- [TASK TO CARRY OUT]: Among the records below, how many lines contain the word "Neutralizing"? The answer is a single number.

#### MATERIAL PROVIDED

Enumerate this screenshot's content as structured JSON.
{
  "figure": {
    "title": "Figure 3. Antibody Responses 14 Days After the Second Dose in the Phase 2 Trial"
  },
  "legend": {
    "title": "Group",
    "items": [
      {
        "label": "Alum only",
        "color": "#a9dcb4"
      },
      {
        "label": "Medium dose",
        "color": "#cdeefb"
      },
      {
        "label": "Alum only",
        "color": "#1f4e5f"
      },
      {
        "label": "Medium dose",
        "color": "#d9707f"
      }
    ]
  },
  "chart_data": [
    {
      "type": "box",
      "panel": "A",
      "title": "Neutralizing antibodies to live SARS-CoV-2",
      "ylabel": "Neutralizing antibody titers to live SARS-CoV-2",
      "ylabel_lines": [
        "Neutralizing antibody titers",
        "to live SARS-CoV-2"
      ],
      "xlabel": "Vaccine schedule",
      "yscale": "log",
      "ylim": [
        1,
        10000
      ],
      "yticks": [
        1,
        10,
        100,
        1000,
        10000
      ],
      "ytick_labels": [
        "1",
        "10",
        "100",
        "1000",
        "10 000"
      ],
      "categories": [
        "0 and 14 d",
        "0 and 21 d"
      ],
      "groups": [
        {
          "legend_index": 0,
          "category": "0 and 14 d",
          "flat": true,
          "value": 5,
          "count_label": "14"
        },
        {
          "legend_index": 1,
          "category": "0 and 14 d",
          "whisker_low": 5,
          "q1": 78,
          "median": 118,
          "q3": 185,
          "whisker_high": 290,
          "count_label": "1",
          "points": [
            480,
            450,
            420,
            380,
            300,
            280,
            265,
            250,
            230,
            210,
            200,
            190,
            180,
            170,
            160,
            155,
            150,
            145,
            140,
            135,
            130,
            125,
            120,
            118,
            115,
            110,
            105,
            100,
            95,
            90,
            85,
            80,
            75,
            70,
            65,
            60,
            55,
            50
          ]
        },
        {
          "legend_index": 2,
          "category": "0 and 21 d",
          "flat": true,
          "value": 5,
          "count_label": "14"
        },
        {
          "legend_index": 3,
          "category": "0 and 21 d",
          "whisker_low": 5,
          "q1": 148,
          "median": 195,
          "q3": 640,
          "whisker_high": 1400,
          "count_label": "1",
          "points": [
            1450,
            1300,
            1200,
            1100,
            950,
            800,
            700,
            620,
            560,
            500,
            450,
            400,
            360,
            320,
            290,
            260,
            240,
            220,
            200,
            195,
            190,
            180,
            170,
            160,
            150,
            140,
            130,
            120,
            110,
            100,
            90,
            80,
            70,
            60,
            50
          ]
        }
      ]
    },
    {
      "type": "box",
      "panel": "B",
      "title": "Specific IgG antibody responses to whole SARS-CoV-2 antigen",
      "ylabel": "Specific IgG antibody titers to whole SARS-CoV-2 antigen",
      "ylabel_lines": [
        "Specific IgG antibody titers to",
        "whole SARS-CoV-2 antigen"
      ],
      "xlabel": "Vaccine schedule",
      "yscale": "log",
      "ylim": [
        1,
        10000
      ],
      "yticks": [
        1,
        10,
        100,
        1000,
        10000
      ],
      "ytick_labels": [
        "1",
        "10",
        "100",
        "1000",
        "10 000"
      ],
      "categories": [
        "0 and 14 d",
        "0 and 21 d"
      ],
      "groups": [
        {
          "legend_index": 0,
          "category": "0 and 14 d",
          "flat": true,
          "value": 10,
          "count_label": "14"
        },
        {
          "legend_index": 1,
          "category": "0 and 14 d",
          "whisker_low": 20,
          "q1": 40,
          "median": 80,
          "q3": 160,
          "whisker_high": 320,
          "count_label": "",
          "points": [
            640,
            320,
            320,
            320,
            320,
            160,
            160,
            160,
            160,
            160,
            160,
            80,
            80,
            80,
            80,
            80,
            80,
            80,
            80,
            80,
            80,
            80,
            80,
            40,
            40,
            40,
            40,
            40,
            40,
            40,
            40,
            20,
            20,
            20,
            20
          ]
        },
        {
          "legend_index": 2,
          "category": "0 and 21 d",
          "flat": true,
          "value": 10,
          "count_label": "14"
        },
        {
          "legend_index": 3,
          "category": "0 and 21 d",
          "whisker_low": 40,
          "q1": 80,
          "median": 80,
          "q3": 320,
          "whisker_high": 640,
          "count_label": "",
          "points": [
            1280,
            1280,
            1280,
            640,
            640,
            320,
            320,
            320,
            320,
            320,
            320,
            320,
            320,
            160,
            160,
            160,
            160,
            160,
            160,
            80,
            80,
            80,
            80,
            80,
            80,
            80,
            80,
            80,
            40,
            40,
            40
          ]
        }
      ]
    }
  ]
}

########

- [RESPONSE TO THE EXERCISE]: 3